# Requirements
Answer these about the forum thread on putting land in a child's name, one answer per line:
(a) How long does Phuketrichard say a foreigner has to sell land he inherits from his Thai wife?
(b) Who explained the implications to samlong when the papers were signed?
(c) How did samlong split ownership of the house?

Seems like something you could do - put it into the daughter's name with you as guardian until she's 15.

----------


## the dogcatcher

The owner and Laosy are very close as well.
I think it will be ok, but this thread was started to look for the way ahead, and if the information contained within is correct then I have any number of hoops to jump through to make this possible. Especially if I don't want to involve other third party Thais, such as solicitors acting as legal guardians to the land etc.

----------


## FarangRed

She's old enough already CM,  OK upto you what you but if you need advise dont forget I got her in doors Mrs FarangRed a pocket battleship

----------


## FarangRed

why wait until the horse has bolted?

----------


## the dogcatcher

FR, not sure I understand your last post.

----------


## FarangRed

better to move it now, than wait till there is a problem

----------


## FarangRed

closing/shutting the stable door after the horse has bolted trying to stop something bad happening when it has already happened and the situation cannot be changed Improving security after a major theft would seem to be a bit like closing the stable door after the horse has bolted.

----------


## the dogcatcher

The legal situation will never change, maybe you're saying beter to force the situation?

----------


## Phuketrichard

> ^your rite there CM I know it goes on but depending on the value of the land they could ask her where she got the money from, if she cannot prove it she could lose it


You don't lose it if its in a thais name.You might be forced to sell it.  Same scenerio is if u own land in ur wifes name and ur married and she dies  The land goes to you the Fraang. Since a farang cannot own the land he has 6 months or even up to 1 year to sell it.

Word of advice if u live/invest in Asia, Dont invest more than u can afford to lose.  Goverments and laws/regulations change to often.

----------


## samlong

I am not sure if this has already been covered and I do not have time to read 100 posts. However, for a house and therefore possibly land also (?), you can only put it in the child's name if there no mortgages or loans outstanding on it. I bought my house in cash and put it 50:50 mrs/daughter and I am Power of Attorney for my daughter's 50% until she reaches ? age. I cannot remember now but I am pretty sure it is not 15, 20 sticks in my mind for some reason but I'll check on this and reply back. This was all explained to me by the Land Registry staff - In English - at the time I signed the papers. They wanted to confirm I understood the implications of what I was doing - unbelievable but encouraging!

It is worth checking up if this applies to land transfers also.

----------


## Phuketrichard

its 15 as thats the gae they acquire a id card and can sign things.
Note that you can NOT sell or transfer the land now till she is of age.

Did u get a lease back from ur ex and then register it and have your name on the nor sor sam ( or chanot) paper?  If not u should.

----------


## Tubtaywun

First post...here goes...

I have read every post on this thread and it has been a help to figure out my own situation.....I think!!!

# Records shown
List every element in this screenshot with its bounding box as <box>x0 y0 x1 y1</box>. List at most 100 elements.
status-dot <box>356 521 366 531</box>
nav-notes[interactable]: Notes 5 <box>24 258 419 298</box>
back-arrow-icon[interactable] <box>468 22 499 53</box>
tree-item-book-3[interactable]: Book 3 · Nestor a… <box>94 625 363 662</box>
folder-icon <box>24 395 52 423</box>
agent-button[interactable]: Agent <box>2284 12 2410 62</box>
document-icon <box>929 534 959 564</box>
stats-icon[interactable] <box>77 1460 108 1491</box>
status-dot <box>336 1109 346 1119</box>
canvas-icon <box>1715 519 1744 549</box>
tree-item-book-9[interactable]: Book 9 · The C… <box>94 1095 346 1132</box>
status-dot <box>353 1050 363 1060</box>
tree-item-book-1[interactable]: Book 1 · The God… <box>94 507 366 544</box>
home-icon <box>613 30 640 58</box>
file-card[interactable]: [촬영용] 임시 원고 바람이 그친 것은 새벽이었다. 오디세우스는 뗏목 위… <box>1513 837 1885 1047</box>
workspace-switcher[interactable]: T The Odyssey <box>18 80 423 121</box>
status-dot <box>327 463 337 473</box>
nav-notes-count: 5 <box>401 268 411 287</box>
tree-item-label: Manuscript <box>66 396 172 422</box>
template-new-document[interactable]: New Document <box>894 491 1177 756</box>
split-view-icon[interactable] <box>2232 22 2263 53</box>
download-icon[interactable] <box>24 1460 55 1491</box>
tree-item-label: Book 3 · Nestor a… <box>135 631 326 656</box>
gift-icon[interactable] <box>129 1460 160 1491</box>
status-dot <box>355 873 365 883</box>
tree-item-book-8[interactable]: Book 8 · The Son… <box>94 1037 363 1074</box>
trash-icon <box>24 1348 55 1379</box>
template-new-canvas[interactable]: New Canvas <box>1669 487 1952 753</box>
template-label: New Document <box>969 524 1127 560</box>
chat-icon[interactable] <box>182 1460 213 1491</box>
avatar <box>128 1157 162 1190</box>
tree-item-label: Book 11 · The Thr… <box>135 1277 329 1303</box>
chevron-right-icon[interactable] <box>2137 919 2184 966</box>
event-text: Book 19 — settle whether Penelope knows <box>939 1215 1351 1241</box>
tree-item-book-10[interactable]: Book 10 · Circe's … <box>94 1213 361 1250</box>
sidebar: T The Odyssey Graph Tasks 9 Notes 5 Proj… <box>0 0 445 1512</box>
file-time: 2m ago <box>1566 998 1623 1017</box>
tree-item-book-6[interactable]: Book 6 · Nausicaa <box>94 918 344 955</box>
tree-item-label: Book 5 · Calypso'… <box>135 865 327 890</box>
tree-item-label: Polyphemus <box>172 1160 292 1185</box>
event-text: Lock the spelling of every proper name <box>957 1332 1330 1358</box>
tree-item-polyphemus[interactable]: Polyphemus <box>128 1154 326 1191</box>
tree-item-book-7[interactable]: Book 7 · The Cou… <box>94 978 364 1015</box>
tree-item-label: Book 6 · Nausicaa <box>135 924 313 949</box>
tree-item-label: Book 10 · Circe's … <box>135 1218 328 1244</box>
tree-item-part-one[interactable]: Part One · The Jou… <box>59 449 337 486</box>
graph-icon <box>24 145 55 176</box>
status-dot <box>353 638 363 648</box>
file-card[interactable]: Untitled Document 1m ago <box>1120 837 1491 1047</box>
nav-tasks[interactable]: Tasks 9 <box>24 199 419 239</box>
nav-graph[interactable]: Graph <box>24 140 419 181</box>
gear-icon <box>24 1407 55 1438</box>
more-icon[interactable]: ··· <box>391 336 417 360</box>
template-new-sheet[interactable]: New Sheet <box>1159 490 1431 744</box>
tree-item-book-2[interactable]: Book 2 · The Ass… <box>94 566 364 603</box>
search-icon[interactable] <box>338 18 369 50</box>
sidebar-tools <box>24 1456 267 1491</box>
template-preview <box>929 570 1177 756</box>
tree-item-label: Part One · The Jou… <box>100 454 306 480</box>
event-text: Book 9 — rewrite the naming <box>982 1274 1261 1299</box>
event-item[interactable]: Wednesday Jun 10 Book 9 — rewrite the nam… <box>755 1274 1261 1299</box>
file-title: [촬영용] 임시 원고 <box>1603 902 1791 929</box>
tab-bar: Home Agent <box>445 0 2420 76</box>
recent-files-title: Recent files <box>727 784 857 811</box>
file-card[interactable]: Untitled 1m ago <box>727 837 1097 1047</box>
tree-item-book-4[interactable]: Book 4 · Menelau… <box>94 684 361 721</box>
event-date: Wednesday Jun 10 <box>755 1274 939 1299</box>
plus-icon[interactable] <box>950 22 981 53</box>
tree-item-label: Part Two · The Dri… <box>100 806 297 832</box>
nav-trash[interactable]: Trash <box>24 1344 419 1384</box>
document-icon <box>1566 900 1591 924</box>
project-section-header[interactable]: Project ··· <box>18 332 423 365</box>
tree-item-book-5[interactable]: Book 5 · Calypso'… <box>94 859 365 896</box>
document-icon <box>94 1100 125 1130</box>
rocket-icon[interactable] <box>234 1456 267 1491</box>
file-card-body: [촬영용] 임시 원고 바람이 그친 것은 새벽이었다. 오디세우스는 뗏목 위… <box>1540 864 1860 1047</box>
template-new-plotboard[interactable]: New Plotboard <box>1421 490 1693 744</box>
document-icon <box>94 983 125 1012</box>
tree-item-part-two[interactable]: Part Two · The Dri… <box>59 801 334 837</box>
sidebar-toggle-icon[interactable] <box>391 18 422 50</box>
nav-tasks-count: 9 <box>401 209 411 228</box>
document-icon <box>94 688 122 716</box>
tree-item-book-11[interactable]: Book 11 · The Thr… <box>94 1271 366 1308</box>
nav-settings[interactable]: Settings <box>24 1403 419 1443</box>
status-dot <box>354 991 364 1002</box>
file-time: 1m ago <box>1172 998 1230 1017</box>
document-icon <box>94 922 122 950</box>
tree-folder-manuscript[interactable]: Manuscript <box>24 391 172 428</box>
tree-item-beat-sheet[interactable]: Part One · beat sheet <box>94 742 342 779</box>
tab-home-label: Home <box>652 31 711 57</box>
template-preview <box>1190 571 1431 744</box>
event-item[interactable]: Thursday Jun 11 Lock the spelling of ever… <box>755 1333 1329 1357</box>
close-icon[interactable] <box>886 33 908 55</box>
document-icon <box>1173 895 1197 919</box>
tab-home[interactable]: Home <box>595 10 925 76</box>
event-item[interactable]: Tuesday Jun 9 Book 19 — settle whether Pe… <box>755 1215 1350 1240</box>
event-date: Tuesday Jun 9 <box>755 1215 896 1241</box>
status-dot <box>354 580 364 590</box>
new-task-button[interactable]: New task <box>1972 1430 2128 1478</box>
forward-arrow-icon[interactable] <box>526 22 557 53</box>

# Complete answer
(a) 6 months, or even up to 1 year.
(b) The Land Registry staff, in English.
(c) 50:50 between his wife and his daughter.